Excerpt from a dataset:
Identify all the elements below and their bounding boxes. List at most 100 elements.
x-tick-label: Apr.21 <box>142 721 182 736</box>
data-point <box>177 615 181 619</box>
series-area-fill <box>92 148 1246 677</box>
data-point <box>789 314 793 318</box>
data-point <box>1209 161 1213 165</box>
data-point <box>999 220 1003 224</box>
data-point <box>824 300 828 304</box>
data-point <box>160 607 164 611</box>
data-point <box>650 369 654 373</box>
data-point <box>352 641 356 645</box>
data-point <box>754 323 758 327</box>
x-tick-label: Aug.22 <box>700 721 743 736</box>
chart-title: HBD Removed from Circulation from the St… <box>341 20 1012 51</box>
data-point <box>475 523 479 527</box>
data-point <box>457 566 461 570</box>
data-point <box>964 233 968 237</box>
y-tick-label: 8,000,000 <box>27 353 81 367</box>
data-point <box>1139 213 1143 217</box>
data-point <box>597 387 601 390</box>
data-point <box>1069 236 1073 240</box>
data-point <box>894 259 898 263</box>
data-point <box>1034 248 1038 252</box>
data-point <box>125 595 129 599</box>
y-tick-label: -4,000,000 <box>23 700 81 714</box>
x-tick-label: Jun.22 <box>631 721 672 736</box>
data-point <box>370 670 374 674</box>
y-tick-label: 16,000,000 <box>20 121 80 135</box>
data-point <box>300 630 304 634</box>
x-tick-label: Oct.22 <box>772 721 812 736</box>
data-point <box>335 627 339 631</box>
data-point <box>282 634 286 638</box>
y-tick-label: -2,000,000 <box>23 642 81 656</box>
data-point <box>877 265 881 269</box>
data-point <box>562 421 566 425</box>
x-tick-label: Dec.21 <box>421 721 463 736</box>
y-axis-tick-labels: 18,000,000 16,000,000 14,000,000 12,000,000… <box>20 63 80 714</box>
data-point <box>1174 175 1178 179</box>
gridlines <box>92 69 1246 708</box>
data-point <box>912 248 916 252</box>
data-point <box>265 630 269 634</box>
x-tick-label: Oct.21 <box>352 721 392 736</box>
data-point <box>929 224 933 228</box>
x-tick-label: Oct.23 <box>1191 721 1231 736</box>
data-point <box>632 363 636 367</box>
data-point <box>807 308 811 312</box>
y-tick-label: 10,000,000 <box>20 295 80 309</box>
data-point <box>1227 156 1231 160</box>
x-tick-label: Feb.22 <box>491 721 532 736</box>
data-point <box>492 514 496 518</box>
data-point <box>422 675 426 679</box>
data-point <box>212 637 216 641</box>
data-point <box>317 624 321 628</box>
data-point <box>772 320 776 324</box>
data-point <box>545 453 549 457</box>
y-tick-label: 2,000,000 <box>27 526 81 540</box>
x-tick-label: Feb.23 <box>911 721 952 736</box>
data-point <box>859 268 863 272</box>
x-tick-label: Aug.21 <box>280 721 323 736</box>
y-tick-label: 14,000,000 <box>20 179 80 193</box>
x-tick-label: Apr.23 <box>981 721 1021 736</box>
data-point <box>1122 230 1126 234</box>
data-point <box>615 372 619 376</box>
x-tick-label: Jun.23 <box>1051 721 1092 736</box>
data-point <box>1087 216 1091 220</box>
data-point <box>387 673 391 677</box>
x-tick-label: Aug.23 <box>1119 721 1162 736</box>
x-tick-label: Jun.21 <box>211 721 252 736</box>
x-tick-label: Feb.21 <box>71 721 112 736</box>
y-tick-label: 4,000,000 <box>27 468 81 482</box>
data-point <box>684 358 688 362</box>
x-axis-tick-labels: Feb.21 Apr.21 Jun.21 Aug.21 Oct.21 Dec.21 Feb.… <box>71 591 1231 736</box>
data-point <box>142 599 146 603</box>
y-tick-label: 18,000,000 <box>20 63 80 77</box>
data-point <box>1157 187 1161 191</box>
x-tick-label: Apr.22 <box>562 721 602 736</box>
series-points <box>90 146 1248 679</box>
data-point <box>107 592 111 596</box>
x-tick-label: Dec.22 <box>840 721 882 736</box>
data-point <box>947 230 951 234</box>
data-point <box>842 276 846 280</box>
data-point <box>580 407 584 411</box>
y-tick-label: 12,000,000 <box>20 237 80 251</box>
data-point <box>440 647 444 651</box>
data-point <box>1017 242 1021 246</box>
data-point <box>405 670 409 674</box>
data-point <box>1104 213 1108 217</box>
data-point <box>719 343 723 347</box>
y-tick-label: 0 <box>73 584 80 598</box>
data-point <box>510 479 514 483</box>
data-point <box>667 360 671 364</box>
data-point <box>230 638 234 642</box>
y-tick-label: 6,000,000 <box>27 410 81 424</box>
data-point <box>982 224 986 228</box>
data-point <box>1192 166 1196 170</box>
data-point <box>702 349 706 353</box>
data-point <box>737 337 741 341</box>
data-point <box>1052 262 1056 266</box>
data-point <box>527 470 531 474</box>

◆ **Short task**:
Duplicate the part of the records that runs from the start through the line containing "data-point <box>789 314 793 318</box>", with both ends included.

◆ **Task answer**:
Identify all the elements below and their bounding boxes. List at most 100 elements.
x-tick-label: Apr.21 <box>142 721 182 736</box>
data-point <box>177 615 181 619</box>
series-area-fill <box>92 148 1246 677</box>
data-point <box>789 314 793 318</box>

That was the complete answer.